— START MATERIAL —

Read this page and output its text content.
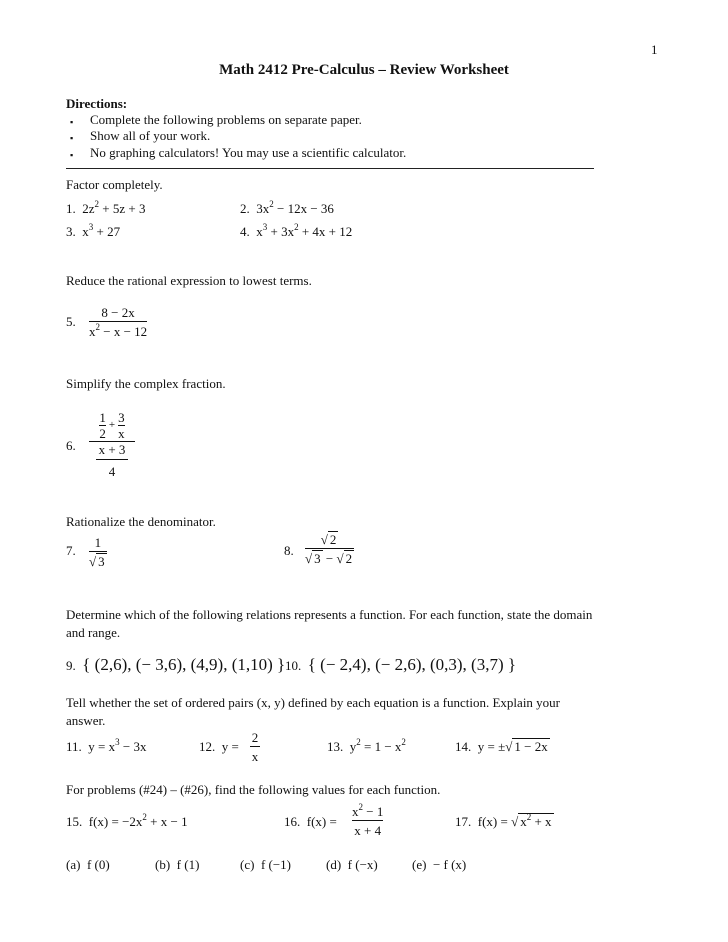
1
Math 2412 Pre-Calculus – Review Worksheet
Directions:
▪ Complete the following problems on separate paper.
▪ Show all of your work.
▪ No graphing calculators! You may use a scientific calculator.
Factor completely.
1. $2z^2 + 5z + 3$	2. $3x^2 - 12x - 36$
3. $x^3 + 27$	4. $x^3 + 3x^2 + 4x + 12$
Reduce the rational expression to lowest terms.
5.
8 − 2x
$x^2 - x - 12$
Simplify the complex fraction.
6.
$\frac{1}{2} + \frac{3}{x}$
$\frac{x + 3}{4}$
Rationalize the denominator.
7.
1
√ 3
8.
√ 2
√ 3 − √ 2
Determine which of the following relations represents a function. For each function, state the domain
and range.
9. { (2,6), (− 3,6), (4,9), (1,10) } 10. { (− 2,4), (− 2,6), (0,3), (3,7) }
Tell whether the set of ordered pairs (x, y) defined by each equation is a function. Explain your
answer.
11. $y = x^3 - 3x$	12. y =
2
x
13. $y^2 = 1 - x^2$	14. y = ±√ 1 − 2x
For problems (#24) – (#26), find the following values for each function.
15. $f(x) = -2x^2 + x - 1$	16. f(x) =
$x^2 - 1$
x + 4
17. f(x) = √ $x^2 + x$
(a) f (0)	(b) f (1)	(c) f (−1)	(d) f (−x)	(e) − f (x)
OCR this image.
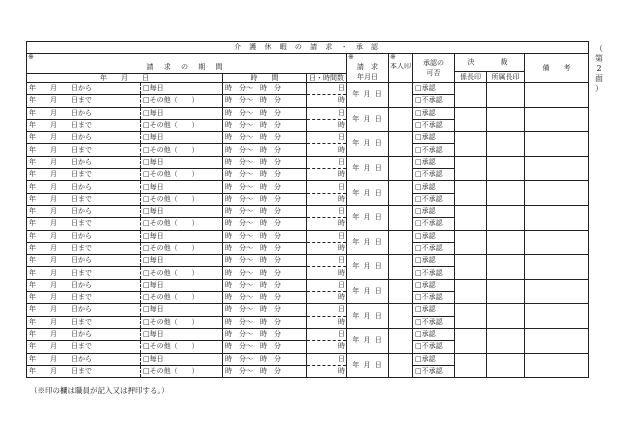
介 護 休 暇 の 請 求 ・ 承 認									
※				※	※	承認の
可否	決　　裁		備　　考
請 求 の 期 間				請　求
年月日	本人印				
							係長印	所属長印	
年　　月　　日		時　　間	日・時間数						
年　　月　　日から	□毎日	時　分～　時　分	日	年 月 日		□承認			
年　　月　　日まで	□その他（　　）	時　分～　時　分	時			□不承認			
年　　月　　日から	□毎日	時　分～　時　分	日	年 月 日		□承認			
年　　月　　日まで	□その他（　　）	時　分～　時　分	時			□不承認			
年　　月　　日から	□毎日	時　分～　時　分	日	年 月 日		□承認			
年　　月　　日まで	□その他（　　）	時　分～　時　分	時			□不承認			
年　　月　　日から	□毎日	時　分～　時　分	日	年 月 日		□承認			
年　　月　　日まで	□その他（　　）	時　分～　時　分	時			□不承認			
年　　月　　日から	□毎日	時　分～　時　分	日	年 月 日		□承認			
年　　月　　日まで	□その他（　　）	時　分～　時　分	時			□不承認			
年　　月　　日から	□毎日	時　分～　時　分	日	年 月 日		□承認			
年　　月　　日まで	□その他（　　）	時　分～　時　分	時			□不承認			
年　　月　　日から	□毎日	時　分～　時　分	日	年 月 日		□承認			
年　　月　　日まで	□その他（　　）	時　分～　時　分	時			□不承認			
年　　月　　日から	□毎日	時　分～　時　分	日	年 月 日		□承認			
年　　月　　日まで	□その他（　　）	時　分～　時　分	時			□不承認			
年　　月　　日から	□毎日	時　分～　時　分	日	年 月 日		□承認			
年　　月　　日まで	□その他（　　）	時　分～　時　分	時			□不承認			
年　　月　　日から	□毎日	時　分～　時　分	日	年 月 日		□承認			
年　　月　　日まで	□その他（　　）	時　分～　時　分	時			□不承認			
年　　月　　日から	□毎日	時　分～　時　分	日	年 月 日		□承認			
年　　月　　日まで	□その他（　　）	時　分～　時　分	時			□不承認			
年　　月　　日から	□毎日	時　分～　時　分	日	年 月 日		□承認			
年　　月　　日まで	□その他（　　）	時　分～　時　分	時			□不承認			
（
第
2
面
）
（※印の欄は職員が記入又は押印する。）
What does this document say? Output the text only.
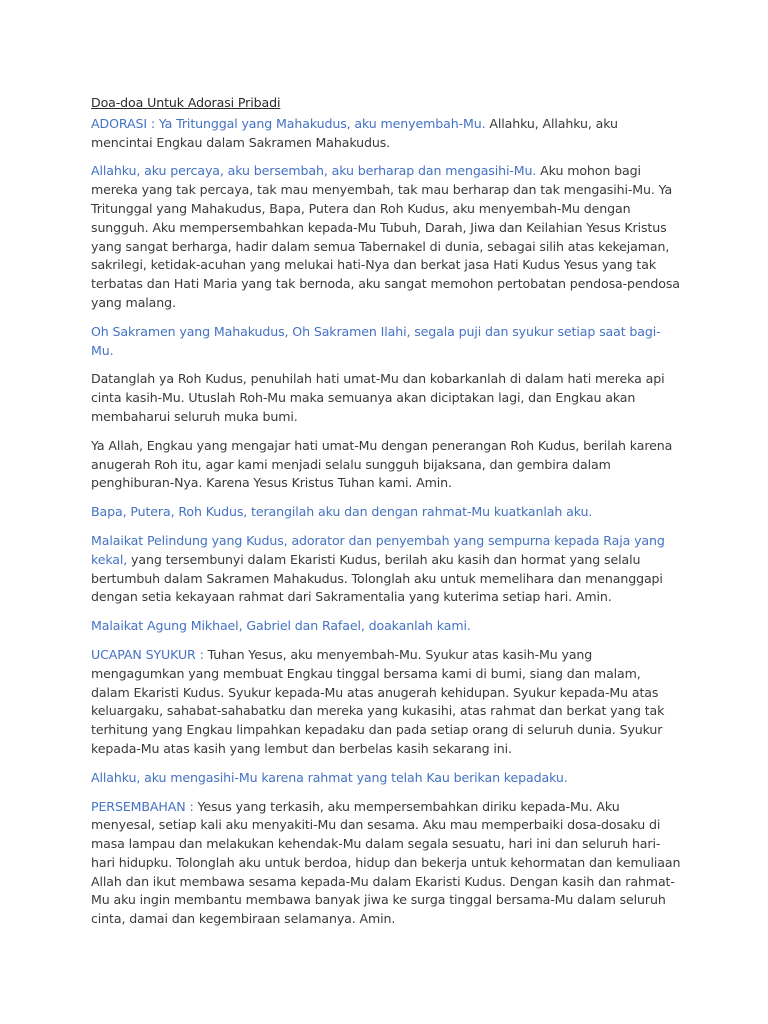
Doa-doa Untuk Adorasi Pribadi

ADORASI : Ya Tritunggal yang Mahakudus, aku menyembah-Mu. Allahku, Allahku, aku mencintai Engkau dalam Sakramen Mahakudus.

Allahku, aku percaya, aku bersembah, aku berharap dan mengasihi-Mu. Aku mohon bagi mereka yang tak percaya, tak mau menyembah, tak mau berharap dan tak mengasihi-Mu. Ya Tritunggal yang Mahakudus, Bapa, Putera dan Roh Kudus, aku menyembah-Mu dengan sungguh. Aku mempersembahkan kepada-Mu Tubuh, Darah, Jiwa dan Keilahian Yesus Kristus yang sangat berharga, hadir dalam semua Tabernakel di dunia, sebagai silih atas kekejaman, sakrilegi, ketidak-acuhan yang melukai hati-Nya dan berkat jasa Hati Kudus Yesus yang tak terbatas dan Hati Maria yang tak bernoda, aku sangat memohon pertobatan pendosa-pendosa yang malang.

Oh Sakramen yang Mahakudus, Oh Sakramen Ilahi, segala puji dan syukur setiap saat bagi-Mu.

Datanglah ya Roh Kudus, penuhilah hati umat-Mu dan kobarkanlah di dalam hati mereka api cinta kasih-Mu. Utuslah Roh-Mu maka semuanya akan diciptakan lagi, dan Engkau akan membaharui seluruh muka bumi.

Ya Allah, Engkau yang mengajar hati umat-Mu dengan penerangan Roh Kudus, berilah karena anugerah Roh itu, agar kami menjadi selalu sungguh bijaksana, dan gembira dalam penghiburan-Nya. Karena Yesus Kristus Tuhan kami. Amin.

Bapa, Putera, Roh Kudus, terangilah aku dan dengan rahmat-Mu kuatkanlah aku.

Malaikat Pelindung yang Kudus, adorator dan penyembah yang sempurna kepada Raja yang kekal, yang tersembunyi dalam Ekaristi Kudus, berilah aku kasih dan hormat yang selalu bertumbuh dalam Sakramen Mahakudus. Tolonglah aku untuk memelihara dan menanggapi dengan setia kekayaan rahmat dari Sakramentalia yang kuterima setiap hari. Amin.

Malaikat Agung Mikhael, Gabriel dan Rafael, doakanlah kami.

UCAPAN SYUKUR : Tuhan Yesus, aku menyembah-Mu. Syukur atas kasih-Mu yang mengagumkan yang membuat Engkau tinggal bersama kami di bumi, siang dan malam, dalam Ekaristi Kudus. Syukur kepada-Mu atas anugerah kehidupan. Syukur kepada-Mu atas keluargaku, sahabat-sahabatku dan mereka yang kukasihi, atas rahmat dan berkat yang tak terhitung yang Engkau limpahkan kepadaku dan pada setiap orang di seluruh dunia. Syukur kepada-Mu atas kasih yang lembut dan berbelas kasih sekarang ini.

Allahku, aku mengasihi-Mu karena rahmat yang telah Kau berikan kepadaku.

PERSEMBAHAN : Yesus yang terkasih, aku mempersembahkan diriku kepada-Mu. Aku menyesal, setiap kali aku menyakiti-Mu dan sesama. Aku mau memperbaiki dosa-dosaku di masa lampau dan melakukan kehendak-Mu dalam segala sesuatu, hari ini dan seluruh hari-hari hidupku. Tolonglah aku untuk berdoa, hidup dan bekerja untuk kehormatan dan kemuliaan Allah dan ikut membawa sesama kepada-Mu dalam Ekaristi Kudus. Dengan kasih dan rahmat-Mu aku ingin membantu membawa banyak jiwa ke surga tinggal bersama-Mu dalam seluruh cinta, damai dan kegembiraan selamanya. Amin.
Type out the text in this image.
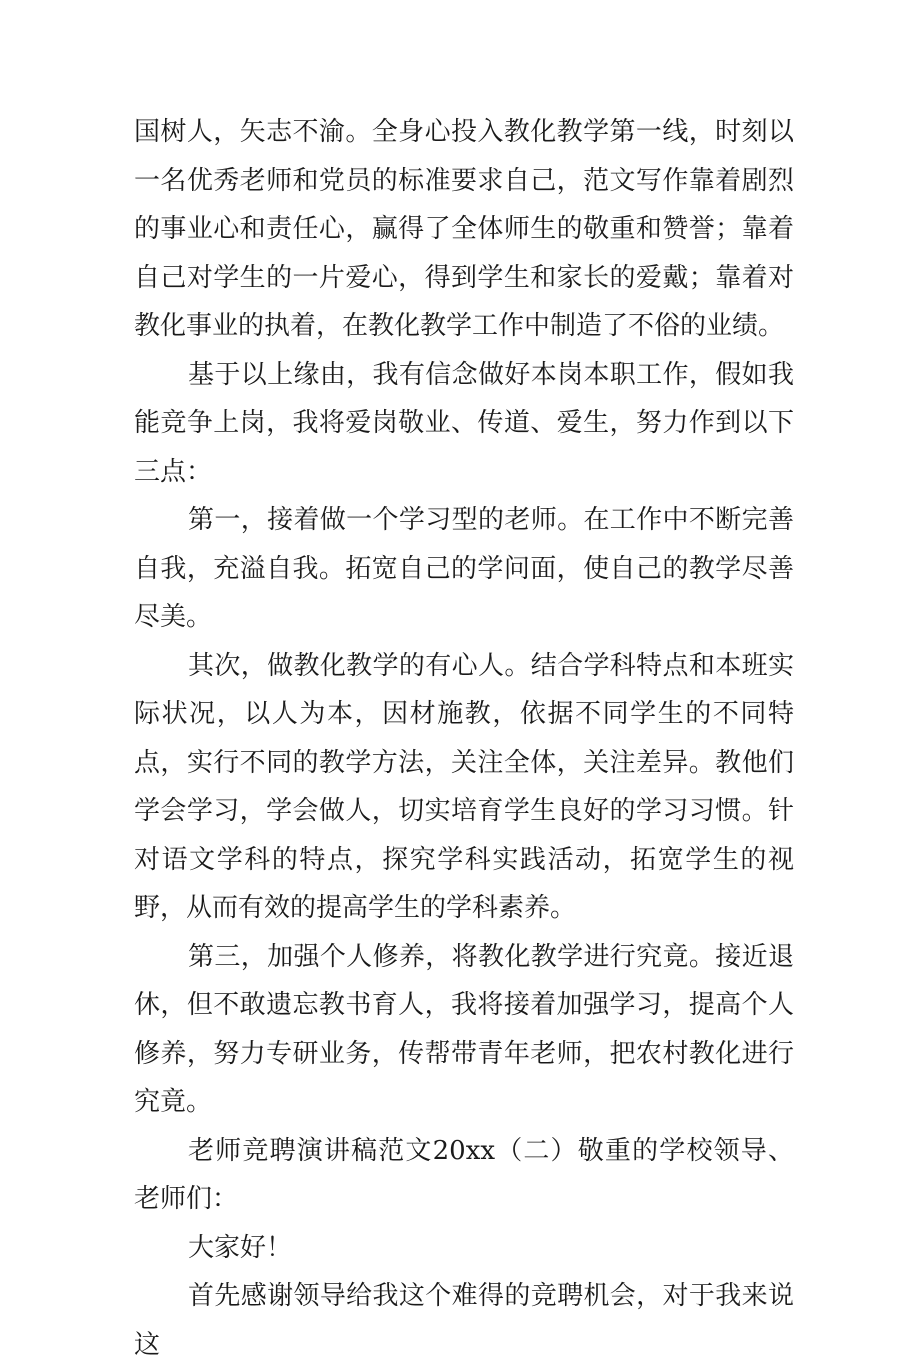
国树人，矢志不渝。全身心投入教化教学第一线，时刻以一名优秀老师和党员的标准要求自己，范文写作靠着剧烈的事业心和责任心，赢得了全体师生的敬重和赞誉；靠着自己对学生的一片爱心，得到学生和家长的爱戴；靠着对教化事业的执着，在教化教学工作中制造了不俗的业绩。

基于以上缘由，我有信念做好本岗本职工作，假如我能竞争上岗，我将爱岗敬业、传道、爱生，努力作到以下三点：

第一，接着做一个学习型的老师。在工作中不断完善自我，充溢自我。拓宽自己的学问面，使自己的教学尽善尽美。

其次，做教化教学的有心人。结合学科特点和本班实际状况，以人为本，因材施教，依据不同学生的不同特点，实行不同的教学方法，关注全体，关注差异。教他们学会学习，学会做人，切实培育学生良好的学习习惯。针对语文学科的特点，探究学科实践活动，拓宽学生的视野，从而有效的提高学生的学科素养。

第三，加强个人修养，将教化教学进行究竟。接近退休，但不敢遗忘教书育人，我将接着加强学习，提高个人修养，努力专研业务，传帮带青年老师，把农村教化进行究竟。

老师竞聘演讲稿范文20xx（二）敬重的学校领导、老师们：

大家好！

首先感谢领导给我这个难得的竞聘机会，对于我来说这
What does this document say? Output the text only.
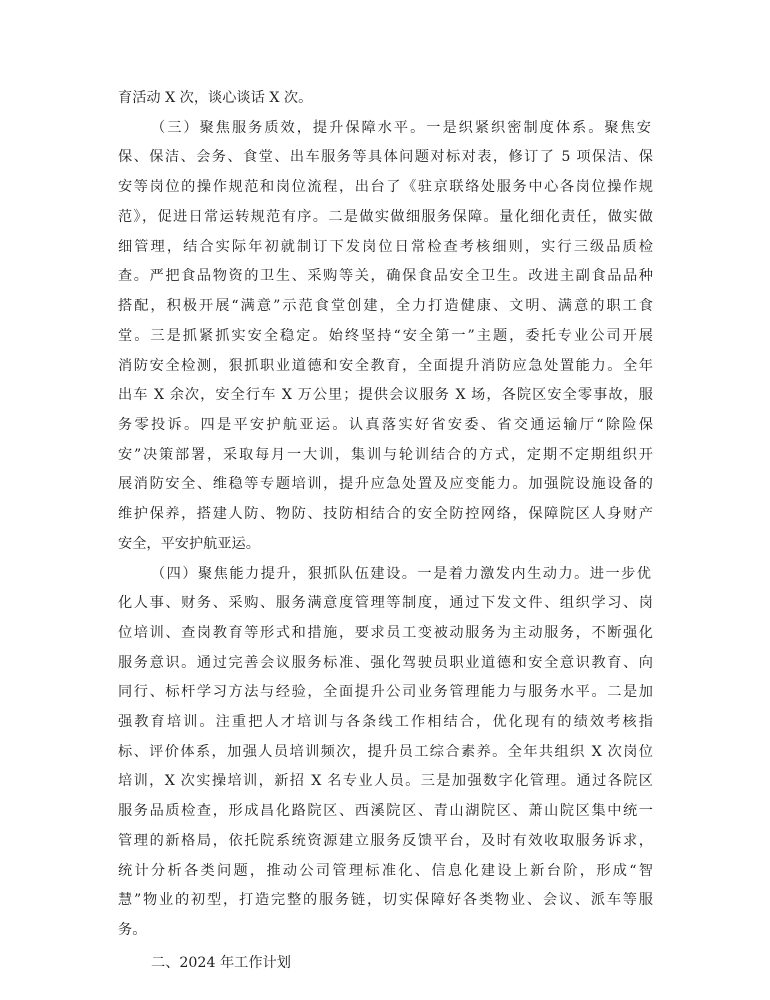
育活动 X 次，谈心谈话 X 次。
（三）聚焦服务质效，提升保障水平。一是织紧织密制度体系。聚焦安
保、保洁、会务、食堂、出车服务等具体问题对标对表，修订了 5 项保洁、保
安等岗位的操作规范和岗位流程，出台了《驻京联络处服务中心各岗位操作规
范》，促进日常运转规范有序。二是做实做细服务保障。量化细化责任，做实做
细管理，结合实际年初就制订下发岗位日常检查考核细则，实行三级品质检
查。严把食品物资的卫生、采购等关，确保食品安全卫生。改进主副食品品种
搭配，积极开展“满意”示范食堂创建，全力打造健康、文明、满意的职工食
堂。三是抓紧抓实安全稳定。始终坚持“安全第一”主题，委托专业公司开展
消防安全检测，狠抓职业道德和安全教育，全面提升消防应急处置能力。全年
出车 X 余次，安全行车 X 万公里；提供会议服务 X 场，各院区安全零事故，服
务零投诉。四是平安护航亚运。认真落实好省安委、省交通运输厅“除险保
安”决策部署，采取每月一大训，集训与轮训结合的方式，定期不定期组织开
展消防安全、维稳等专题培训，提升应急处置及应变能力。加强院设施设备的
维护保养，搭建人防、物防、技防相结合的安全防控网络，保障院区人身财产
安全，平安护航亚运。
（四）聚焦能力提升，狠抓队伍建设。一是着力激发内生动力。进一步优
化人事、财务、采购、服务满意度管理等制度，通过下发文件、组织学习、岗
位培训、查岗教育等形式和措施，要求员工变被动服务为主动服务，不断强化
服务意识。通过完善会议服务标准、强化驾驶员职业道德和安全意识教育、向
同行、标杆学习方法与经验，全面提升公司业务管理能力与服务水平。二是加
强教育培训。注重把人才培训与各条线工作相结合，优化现有的绩效考核指
标、评价体系，加强人员培训频次，提升员工综合素养。全年共组织 X 次岗位
培训，X 次实操培训，新招 X 名专业人员。三是加强数字化管理。通过各院区
服务品质检查，形成昌化路院区、西溪院区、青山湖院区、萧山院区集中统一
管理的新格局，依托院系统资源建立服务反馈平台，及时有效收取服务诉求，
统计分析各类问题，推动公司管理标准化、信息化建设上新台阶，形成“智
慧”物业的初型，打造完整的服务链，切实保障好各类物业、会议、派车等服
务。
二、2024 年工作计划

— END MATERIAL —

Look through the entries above; copy each line where the string "bumi" appears.

### [SOLUTION BELOW]
Datanglah ya Roh Kudus, penuhilah hati umat-Mu dan kobarkanlah di dalam hati mereka api cinta kasih-Mu. Utuslah Roh-Mu maka semuanya akan diciptakan lagi, dan Engkau akan membaharui seluruh muka bumi.
UCAPAN SYUKUR : Tuhan Yesus, aku menyembah-Mu. Syukur atas kasih-Mu yang mengagumkan yang membuat Engkau tinggal bersama kami di bumi, siang dan malam, dalam Ekaristi Kudus. Syukur kepada-Mu atas anugerah kehidupan. Syukur kepada-Mu atas keluargaku, sahabat-sahabatku dan mereka yang kukasihi, atas rahmat dan berkat yang tak terhitung yang Engkau limpahkan kepadaku dan pada setiap orang di seluruh dunia. Syukur kepada-Mu atas kasih yang lembut dan berbelas kasih sekarang ini.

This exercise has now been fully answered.